Stored entries:
━━━━━━━━━━━━━━━━━━━━

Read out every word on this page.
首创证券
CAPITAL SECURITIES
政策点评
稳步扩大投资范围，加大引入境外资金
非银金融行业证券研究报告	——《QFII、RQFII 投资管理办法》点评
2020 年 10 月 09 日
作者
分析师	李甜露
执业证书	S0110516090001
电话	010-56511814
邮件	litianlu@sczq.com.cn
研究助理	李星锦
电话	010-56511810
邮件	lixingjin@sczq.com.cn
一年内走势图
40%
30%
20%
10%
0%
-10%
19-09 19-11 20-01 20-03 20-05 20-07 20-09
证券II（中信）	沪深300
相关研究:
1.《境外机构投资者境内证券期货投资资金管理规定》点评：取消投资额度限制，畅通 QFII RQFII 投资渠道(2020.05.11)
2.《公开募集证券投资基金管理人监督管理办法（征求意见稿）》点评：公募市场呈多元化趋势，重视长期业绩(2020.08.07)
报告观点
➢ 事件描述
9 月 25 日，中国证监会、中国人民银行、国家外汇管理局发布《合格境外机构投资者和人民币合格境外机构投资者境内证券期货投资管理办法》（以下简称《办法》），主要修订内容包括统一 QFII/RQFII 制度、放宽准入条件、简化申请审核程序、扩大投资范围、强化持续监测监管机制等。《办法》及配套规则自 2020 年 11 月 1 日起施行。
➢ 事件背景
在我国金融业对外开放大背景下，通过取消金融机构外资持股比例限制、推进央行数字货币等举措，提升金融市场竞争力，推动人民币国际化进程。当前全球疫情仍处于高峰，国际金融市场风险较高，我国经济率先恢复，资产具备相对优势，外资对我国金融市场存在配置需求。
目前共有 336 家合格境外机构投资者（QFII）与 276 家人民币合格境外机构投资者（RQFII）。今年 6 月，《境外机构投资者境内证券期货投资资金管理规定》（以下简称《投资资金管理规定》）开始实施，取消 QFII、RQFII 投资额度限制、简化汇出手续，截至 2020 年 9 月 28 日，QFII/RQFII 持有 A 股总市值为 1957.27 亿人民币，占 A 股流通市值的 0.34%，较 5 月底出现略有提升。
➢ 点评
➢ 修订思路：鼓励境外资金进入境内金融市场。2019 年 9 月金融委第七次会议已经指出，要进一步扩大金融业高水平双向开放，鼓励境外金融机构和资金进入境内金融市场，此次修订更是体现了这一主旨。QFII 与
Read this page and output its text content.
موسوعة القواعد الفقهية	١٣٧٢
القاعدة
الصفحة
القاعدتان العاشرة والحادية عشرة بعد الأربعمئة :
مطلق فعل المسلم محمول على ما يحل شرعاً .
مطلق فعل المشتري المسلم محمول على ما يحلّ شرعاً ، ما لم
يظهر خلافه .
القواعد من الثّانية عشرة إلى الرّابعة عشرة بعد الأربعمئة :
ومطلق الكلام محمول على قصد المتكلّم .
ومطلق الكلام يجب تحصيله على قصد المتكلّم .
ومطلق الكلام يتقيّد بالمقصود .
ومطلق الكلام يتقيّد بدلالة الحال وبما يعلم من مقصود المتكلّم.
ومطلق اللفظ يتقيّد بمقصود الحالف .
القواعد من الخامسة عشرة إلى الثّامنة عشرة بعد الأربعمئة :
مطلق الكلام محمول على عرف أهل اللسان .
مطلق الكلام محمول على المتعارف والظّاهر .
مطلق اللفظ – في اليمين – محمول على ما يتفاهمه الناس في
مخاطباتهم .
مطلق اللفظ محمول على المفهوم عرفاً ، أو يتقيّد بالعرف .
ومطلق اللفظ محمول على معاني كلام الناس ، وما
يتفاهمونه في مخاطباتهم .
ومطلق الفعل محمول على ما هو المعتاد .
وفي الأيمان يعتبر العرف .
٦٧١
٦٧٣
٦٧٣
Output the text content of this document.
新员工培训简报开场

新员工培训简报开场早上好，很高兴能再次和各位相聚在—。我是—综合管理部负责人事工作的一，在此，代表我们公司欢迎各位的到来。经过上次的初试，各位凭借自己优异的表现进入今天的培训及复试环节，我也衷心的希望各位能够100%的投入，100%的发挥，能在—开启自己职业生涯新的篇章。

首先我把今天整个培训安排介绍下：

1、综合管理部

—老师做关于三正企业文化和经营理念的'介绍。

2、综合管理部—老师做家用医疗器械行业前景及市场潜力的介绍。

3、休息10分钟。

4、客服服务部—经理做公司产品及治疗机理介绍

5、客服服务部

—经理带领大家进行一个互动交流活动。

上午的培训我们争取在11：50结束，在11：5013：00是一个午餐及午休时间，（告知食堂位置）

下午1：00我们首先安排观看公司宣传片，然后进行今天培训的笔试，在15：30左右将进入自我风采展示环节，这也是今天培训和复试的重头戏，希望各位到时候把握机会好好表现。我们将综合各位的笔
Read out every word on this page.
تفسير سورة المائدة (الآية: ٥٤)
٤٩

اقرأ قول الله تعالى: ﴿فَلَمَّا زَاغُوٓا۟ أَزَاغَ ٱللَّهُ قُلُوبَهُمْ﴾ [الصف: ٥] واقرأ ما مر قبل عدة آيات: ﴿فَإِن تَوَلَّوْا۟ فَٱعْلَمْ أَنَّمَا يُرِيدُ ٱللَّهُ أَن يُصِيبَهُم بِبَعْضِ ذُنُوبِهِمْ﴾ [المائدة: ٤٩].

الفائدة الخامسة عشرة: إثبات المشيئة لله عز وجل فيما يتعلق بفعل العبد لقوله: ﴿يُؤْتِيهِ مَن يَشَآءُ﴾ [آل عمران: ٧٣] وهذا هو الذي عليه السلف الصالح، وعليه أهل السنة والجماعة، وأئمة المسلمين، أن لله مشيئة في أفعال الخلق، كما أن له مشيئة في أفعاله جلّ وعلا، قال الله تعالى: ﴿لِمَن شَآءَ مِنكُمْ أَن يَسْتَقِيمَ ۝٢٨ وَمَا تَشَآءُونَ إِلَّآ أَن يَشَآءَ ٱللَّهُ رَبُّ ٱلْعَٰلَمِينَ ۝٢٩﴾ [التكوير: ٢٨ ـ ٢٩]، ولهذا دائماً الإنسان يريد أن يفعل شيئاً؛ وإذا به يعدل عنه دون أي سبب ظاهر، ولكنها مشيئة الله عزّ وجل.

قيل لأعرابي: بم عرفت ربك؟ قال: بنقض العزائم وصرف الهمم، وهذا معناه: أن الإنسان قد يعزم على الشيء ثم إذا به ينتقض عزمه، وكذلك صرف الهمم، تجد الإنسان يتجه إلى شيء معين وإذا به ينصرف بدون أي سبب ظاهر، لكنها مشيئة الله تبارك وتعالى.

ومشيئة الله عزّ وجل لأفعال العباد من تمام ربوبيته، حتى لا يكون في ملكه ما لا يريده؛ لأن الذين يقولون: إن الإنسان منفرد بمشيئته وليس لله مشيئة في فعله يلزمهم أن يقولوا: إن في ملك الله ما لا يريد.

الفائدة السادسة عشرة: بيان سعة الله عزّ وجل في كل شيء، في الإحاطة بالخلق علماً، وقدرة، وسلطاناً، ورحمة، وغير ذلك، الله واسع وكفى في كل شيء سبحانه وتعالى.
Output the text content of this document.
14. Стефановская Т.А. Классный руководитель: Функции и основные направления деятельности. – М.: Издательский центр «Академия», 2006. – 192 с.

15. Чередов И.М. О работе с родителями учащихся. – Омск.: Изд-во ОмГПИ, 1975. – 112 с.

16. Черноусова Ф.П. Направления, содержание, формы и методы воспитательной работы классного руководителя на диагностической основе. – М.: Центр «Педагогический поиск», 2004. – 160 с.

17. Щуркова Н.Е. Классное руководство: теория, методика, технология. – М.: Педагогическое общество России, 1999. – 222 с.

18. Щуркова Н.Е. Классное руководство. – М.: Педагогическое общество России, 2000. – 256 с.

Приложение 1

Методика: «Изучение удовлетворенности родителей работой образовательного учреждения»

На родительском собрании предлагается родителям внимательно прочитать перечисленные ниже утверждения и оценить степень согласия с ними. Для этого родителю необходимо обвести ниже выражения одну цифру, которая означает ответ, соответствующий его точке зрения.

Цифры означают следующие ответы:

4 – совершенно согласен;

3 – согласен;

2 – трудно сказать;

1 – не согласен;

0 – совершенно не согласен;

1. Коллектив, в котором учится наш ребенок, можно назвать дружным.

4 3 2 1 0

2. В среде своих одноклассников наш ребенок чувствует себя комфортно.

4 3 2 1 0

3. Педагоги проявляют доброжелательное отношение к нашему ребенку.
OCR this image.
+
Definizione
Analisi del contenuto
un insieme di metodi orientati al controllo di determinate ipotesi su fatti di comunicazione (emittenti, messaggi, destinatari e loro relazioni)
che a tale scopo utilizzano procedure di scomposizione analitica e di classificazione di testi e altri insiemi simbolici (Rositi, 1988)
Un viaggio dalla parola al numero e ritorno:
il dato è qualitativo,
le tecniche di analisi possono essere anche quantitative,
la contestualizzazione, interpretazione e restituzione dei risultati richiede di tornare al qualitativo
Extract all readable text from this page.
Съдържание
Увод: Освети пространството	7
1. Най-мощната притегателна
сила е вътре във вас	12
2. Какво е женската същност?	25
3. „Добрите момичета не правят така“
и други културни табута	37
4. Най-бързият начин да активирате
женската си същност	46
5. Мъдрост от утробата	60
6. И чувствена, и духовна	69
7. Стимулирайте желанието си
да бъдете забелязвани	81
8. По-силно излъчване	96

━━━━━━━━━━━━━━━━━━━━

What is needed:
Gather each line in the data that holds the string "الأربعمئة".

Task result:
القاعدتان العاشرة والحادية عشرة بعد الأربعمئة :
القواعد من الثّانية عشرة إلى الرّابعة عشرة بعد الأربعمئة :
القواعد من الخامسة عشرة إلى الثّامنة عشرة بعد الأربعمئة :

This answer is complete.